STATED GOAL –
Repeat every entry in the listing below, exactly.

____________________

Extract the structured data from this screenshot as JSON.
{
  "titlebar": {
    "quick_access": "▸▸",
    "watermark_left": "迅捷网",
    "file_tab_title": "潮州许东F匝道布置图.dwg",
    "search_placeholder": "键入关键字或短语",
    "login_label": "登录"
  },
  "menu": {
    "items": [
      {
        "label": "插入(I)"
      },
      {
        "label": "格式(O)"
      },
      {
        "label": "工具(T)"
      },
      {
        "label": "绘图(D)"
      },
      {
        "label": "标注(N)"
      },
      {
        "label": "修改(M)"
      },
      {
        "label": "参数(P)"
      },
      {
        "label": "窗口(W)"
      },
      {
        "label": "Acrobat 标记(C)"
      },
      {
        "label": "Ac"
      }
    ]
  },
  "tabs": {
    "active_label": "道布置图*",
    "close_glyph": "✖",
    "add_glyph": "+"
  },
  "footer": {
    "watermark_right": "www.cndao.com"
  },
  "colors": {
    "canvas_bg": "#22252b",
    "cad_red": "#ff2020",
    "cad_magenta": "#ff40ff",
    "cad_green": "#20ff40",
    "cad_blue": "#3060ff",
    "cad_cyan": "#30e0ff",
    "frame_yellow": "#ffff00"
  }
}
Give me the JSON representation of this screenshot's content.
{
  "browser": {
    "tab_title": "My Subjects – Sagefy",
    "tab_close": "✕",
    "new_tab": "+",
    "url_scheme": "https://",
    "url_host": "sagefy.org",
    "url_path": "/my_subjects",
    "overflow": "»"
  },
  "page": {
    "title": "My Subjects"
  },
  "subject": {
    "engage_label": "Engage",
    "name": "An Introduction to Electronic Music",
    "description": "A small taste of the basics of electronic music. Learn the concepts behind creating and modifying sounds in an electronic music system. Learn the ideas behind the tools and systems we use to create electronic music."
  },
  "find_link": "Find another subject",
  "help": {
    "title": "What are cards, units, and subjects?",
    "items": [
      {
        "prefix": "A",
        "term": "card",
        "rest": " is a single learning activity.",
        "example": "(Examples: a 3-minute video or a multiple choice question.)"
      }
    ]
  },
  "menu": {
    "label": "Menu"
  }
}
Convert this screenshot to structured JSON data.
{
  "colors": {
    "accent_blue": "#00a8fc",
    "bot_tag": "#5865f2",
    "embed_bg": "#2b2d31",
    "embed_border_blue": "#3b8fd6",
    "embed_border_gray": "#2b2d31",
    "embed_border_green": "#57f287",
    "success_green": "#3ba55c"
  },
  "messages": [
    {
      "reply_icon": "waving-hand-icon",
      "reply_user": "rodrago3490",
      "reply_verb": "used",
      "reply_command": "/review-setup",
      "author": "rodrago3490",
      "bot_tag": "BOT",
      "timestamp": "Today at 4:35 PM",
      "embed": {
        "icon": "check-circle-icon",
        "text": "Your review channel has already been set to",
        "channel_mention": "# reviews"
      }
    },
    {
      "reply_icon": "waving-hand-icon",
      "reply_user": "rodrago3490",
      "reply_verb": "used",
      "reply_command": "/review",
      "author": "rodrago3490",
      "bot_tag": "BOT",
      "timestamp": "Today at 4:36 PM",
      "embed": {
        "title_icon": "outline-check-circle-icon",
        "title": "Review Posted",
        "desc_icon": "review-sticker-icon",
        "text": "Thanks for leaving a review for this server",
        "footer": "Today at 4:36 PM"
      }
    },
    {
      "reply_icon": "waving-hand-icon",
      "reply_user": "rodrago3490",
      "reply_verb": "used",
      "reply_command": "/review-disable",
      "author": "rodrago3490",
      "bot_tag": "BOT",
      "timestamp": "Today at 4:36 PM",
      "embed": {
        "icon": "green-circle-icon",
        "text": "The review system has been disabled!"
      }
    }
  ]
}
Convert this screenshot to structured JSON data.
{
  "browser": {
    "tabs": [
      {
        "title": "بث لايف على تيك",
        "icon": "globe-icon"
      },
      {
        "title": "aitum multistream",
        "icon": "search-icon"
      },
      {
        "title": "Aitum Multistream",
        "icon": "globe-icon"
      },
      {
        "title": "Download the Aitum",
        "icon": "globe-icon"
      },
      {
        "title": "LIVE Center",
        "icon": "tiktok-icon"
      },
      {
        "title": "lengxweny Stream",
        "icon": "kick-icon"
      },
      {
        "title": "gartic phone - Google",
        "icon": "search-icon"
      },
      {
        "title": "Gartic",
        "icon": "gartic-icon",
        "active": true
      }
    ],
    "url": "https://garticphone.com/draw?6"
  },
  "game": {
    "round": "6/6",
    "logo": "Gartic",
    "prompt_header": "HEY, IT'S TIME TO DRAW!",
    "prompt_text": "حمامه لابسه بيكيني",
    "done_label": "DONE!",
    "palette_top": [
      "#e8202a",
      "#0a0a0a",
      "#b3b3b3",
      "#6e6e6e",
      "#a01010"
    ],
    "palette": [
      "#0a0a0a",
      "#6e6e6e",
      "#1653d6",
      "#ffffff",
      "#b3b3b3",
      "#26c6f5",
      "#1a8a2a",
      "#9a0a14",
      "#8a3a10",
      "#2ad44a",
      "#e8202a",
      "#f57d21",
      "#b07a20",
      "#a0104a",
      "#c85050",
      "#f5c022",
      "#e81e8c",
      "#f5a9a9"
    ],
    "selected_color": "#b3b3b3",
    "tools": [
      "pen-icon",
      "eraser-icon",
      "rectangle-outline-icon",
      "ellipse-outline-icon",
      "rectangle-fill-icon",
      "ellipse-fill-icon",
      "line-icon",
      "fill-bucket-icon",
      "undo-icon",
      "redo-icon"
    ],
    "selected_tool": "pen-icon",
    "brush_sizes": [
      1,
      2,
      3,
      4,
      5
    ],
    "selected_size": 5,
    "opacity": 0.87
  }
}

____________________

PROBLEM SOLUTION –
Extract the structured data from this screenshot as JSON.
{
  "titlebar": {
    "quick_access": "▸▸",
    "watermark_left": "迅捷网",
    "file_tab_title": "潮州许东F匝道布置图.dwg",
    "search_placeholder": "键入关键字或短语",
    "login_label": "登录"
  },
  "menu": {
    "items": [
      {
        "label": "插入(I)"
      },
      {
        "label": "格式(O)"
      },
      {
        "label": "工具(T)"
      },
      {
        "label": "绘图(D)"
      },
      {
        "label": "标注(N)"
      },
      {
        "label": "修改(M)"
      },
      {
        "label": "参数(P)"
      },
      {
        "label": "窗口(W)"
      },
      {
        "label": "Acrobat 标记(C)"
      },
      {
        "label": "Ac"
      }
    ]
  },
  "tabs": {
    "active_label": "道布置图*",
    "close_glyph": "✖",
    "add_glyph": "+"
  },
  "footer": {
    "watermark_right": "www.cndao.com"
  },
  "colors": {
    "canvas_bg": "#22252b",
    "cad_red": "#ff2020",
    "cad_magenta": "#ff40ff",
    "cad_green": "#20ff40",
    "cad_blue": "#3060ff",
    "cad_cyan": "#30e0ff",
    "frame_yellow": "#ffff00"
  }
}
Give me the JSON representation of this screenshot's content.
{
  "browser": {
    "tab_title": "My Subjects – Sagefy",
    "tab_close": "✕",
    "new_tab": "+",
    "url_scheme": "https://",
    "url_host": "sagefy.org",
    "url_path": "/my_subjects",
    "overflow": "»"
  },
  "page": {
    "title": "My Subjects"
  },
  "subject": {
    "engage_label": "Engage",
    "name": "An Introduction to Electronic Music",
    "description": "A small taste of the basics of electronic music. Learn the concepts behind creating and modifying sounds in an electronic music system. Learn the ideas behind the tools and systems we use to create electronic music."
  },
  "find_link": "Find another subject",
  "help": {
    "title": "What are cards, units, and subjects?",
    "items": [
      {
        "prefix": "A",
        "term": "card",
        "rest": " is a single learning activity.",
        "example": "(Examples: a 3-minute video or a multiple choice question.)"
      }
    ]
  },
  "menu": {
    "label": "Menu"
  }
}
Convert this screenshot to structured JSON data.
{
  "colors": {
    "accent_blue": "#00a8fc",
    "bot_tag": "#5865f2",
    "embed_bg": "#2b2d31",
    "embed_border_blue": "#3b8fd6",
    "embed_border_gray": "#2b2d31",
    "embed_border_green": "#57f287",
    "success_green": "#3ba55c"
  },
  "messages": [
    {
      "reply_icon": "waving-hand-icon",
      "reply_user": "rodrago3490",
      "reply_verb": "used",
      "reply_command": "/review-setup",
      "author": "rodrago3490",
      "bot_tag": "BOT",
      "timestamp": "Today at 4:35 PM",
      "embed": {
        "icon": "check-circle-icon",
        "text": "Your review channel has already been set to",
        "channel_mention": "# reviews"
      }
    },
    {
      "reply_icon": "waving-hand-icon",
      "reply_user": "rodrago3490",
      "reply_verb": "used",
      "reply_command": "/review",
      "author": "rodrago3490",
      "bot_tag": "BOT",
      "timestamp": "Today at 4:36 PM",
      "embed": {
        "title_icon": "outline-check-circle-icon",
        "title": "Review Posted",
        "desc_icon": "review-sticker-icon",
        "text": "Thanks for leaving a review for this server",
        "footer": "Today at 4:36 PM"
      }
    },
    {
      "reply_icon": "waving-hand-icon",
      "reply_user": "rodrago3490",
      "reply_verb": "used",
      "reply_command": "/review-disable",
      "author": "rodrago3490",
      "bot_tag": "BOT",
      "timestamp": "Today at 4:36 PM",
      "embed": {
        "icon": "green-circle-icon",
        "text": "The review system has been disabled!"
      }
    }
  ]
}
Convert this screenshot to structured JSON data.
{
  "browser": {
    "tabs": [
      {
        "title": "بث لايف على تيك",
        "icon": "globe-icon"
      },
      {
        "title": "aitum multistream",
        "icon": "search-icon"
      },
      {
        "title": "Aitum Multistream",
        "icon": "globe-icon"
      },
      {
        "title": "Download the Aitum",
        "icon": "globe-icon"
      },
      {
        "title": "LIVE Center",
        "icon": "tiktok-icon"
      },
      {
        "title": "lengxweny Stream",
        "icon": "kick-icon"
      },
      {
        "title": "gartic phone - Google",
        "icon": "search-icon"
      },
      {
        "title": "Gartic",
        "icon": "gartic-icon",
        "active": true
      }
    ],
    "url": "https://garticphone.com/draw?6"
  },
  "game": {
    "round": "6/6",
    "logo": "Gartic",
    "prompt_header": "HEY, IT'S TIME TO DRAW!",
    "prompt_text": "حمامه لابسه بيكيني",
    "done_label": "DONE!",
    "palette_top": [
      "#e8202a",
      "#0a0a0a",
      "#b3b3b3",
      "#6e6e6e",
      "#a01010"
    ],
    "palette": [
      "#0a0a0a",
      "#6e6e6e",
      "#1653d6",
      "#ffffff",
      "#b3b3b3",
      "#26c6f5",
      "#1a8a2a",
      "#9a0a14",
      "#8a3a10",
      "#2ad44a",
      "#e8202a",
      "#f57d21",
      "#b07a20",
      "#a0104a",
      "#c85050",
      "#f5c022",
      "#e81e8c",
      "#f5a9a9"
    ],
    "selected_color": "#b3b3b3",
    "tools": [
      "pen-icon",
      "eraser-icon",
      "rectangle-outline-icon",
      "ellipse-outline-icon",
      "rectangle-fill-icon",
      "ellipse-fill-icon",
      "line-icon",
      "fill-bucket-icon",
      "undo-icon",
      "redo-icon"
    ],
    "selected_tool": "pen-icon",
    "brush_sizes": [
      1,
      2,
      3,
      4,
      5
    ],
    "selected_size": 5,
    "opacity": 0.87
  }
}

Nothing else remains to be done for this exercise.